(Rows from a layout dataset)
------

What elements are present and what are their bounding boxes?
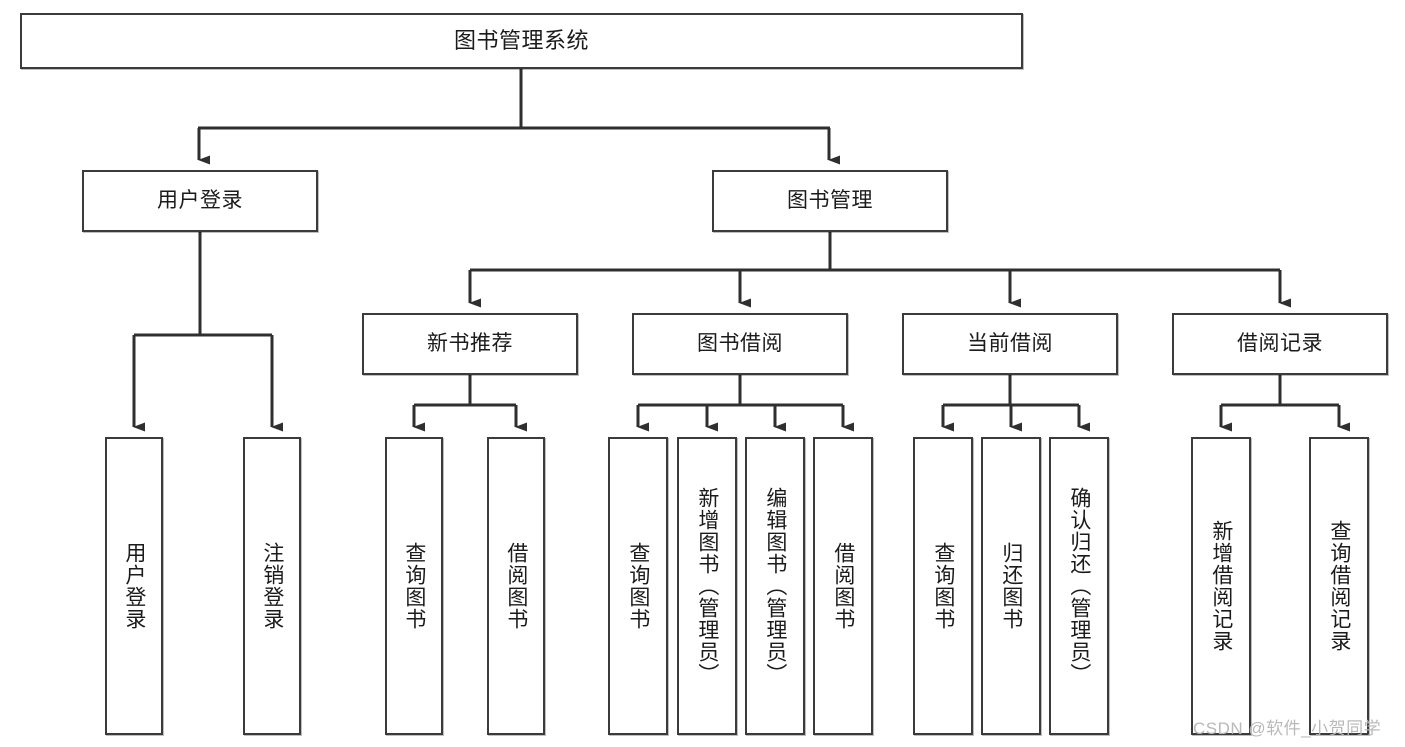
node-leaf-query-book-1[interactable]: 查询图书 <box>385 437 443 735</box>
node-leaf-return-book-label: 归还图书 <box>999 542 1023 630</box>
node-book-manage[interactable]: 图书管理 <box>712 170 948 232</box>
node-leaf-query-record-label: 查询借阅记录 <box>1327 520 1351 652</box>
node-leaf-add-record[interactable]: 新增借阅记录 <box>1191 437 1251 735</box>
node-leaf-add-book[interactable]: 新增图书（管理员） <box>677 437 737 735</box>
node-leaf-query-book-2-label: 查询图书 <box>626 542 650 630</box>
node-borrow-record[interactable]: 借阅记录 <box>1172 313 1388 375</box>
node-leaf-confirm-return[interactable]: 确认归还（管理员） <box>1049 437 1109 735</box>
node-book-manage-label: 图书管理 <box>787 188 873 212</box>
node-leaf-borrow-book-2[interactable]: 借阅图书 <box>813 437 873 735</box>
node-leaf-edit-book[interactable]: 编辑图书（管理员） <box>745 437 805 735</box>
node-user-login[interactable]: 用户登录 <box>82 170 318 232</box>
node-root-label: 图书管理系统 <box>453 28 589 54</box>
node-leaf-borrow-book-1[interactable]: 借阅图书 <box>487 437 545 735</box>
node-leaf-add-book-label: 新增图书（管理员） <box>695 487 719 685</box>
node-book-borrow[interactable]: 图书借阅 <box>632 313 848 375</box>
node-leaf-query-record[interactable]: 查询借阅记录 <box>1309 437 1369 735</box>
node-new-book-recommend[interactable]: 新书推荐 <box>362 313 578 375</box>
node-book-borrow-label: 图书借阅 <box>697 331 783 355</box>
node-leaf-edit-book-label: 编辑图书（管理员） <box>763 487 787 685</box>
node-leaf-query-book-3-label: 查询图书 <box>931 542 955 630</box>
node-leaf-query-book-1-label: 查询图书 <box>402 542 426 630</box>
node-leaf-confirm-return-label: 确认归还（管理员） <box>1067 487 1091 685</box>
node-leaf-add-record-label: 新增借阅记录 <box>1209 520 1233 652</box>
csdn-watermark: CSDN @软件_小贺同学 <box>1193 719 1382 738</box>
node-leaf-query-book-2[interactable]: 查询图书 <box>608 437 668 735</box>
node-leaf-return-book[interactable]: 归还图书 <box>981 437 1041 735</box>
node-current-borrow-label: 当前借阅 <box>967 331 1053 355</box>
node-user-login-label: 用户登录 <box>157 188 243 212</box>
node-leaf-borrow-book-1-label: 借阅图书 <box>504 542 528 630</box>
node-new-book-recommend-label: 新书推荐 <box>427 331 513 355</box>
node-root[interactable]: 图书管理系统 <box>20 13 1023 69</box>
node-leaf-logout-label: 注销登录 <box>260 542 284 630</box>
node-leaf-borrow-book-2-label: 借阅图书 <box>831 542 855 630</box>
node-borrow-record-label: 借阅记录 <box>1237 331 1323 355</box>
node-leaf-query-book-3[interactable]: 查询图书 <box>913 437 973 735</box>
node-leaf-user-login[interactable]: 用户登录 <box>105 437 163 735</box>
node-current-borrow[interactable]: 当前借阅 <box>902 313 1118 375</box>
node-leaf-logout[interactable]: 注销登录 <box>243 437 301 735</box>
node-leaf-user-login-label: 用户登录 <box>122 542 146 630</box>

------

> [GIVEN EXERCISE]: Select every line of the items above that contains the string "user", matching case exactly.

> [FINAL RESULT]:
node-user-login[interactable]: 用户登录 <box>82 170 318 232</box>
node-user-login-label: 用户登录 <box>157 188 243 212</box>
node-leaf-user-login[interactable]: 用户登录 <box>105 437 163 735</box>
node-leaf-user-login-label: 用户登录 <box>122 542 146 630</box>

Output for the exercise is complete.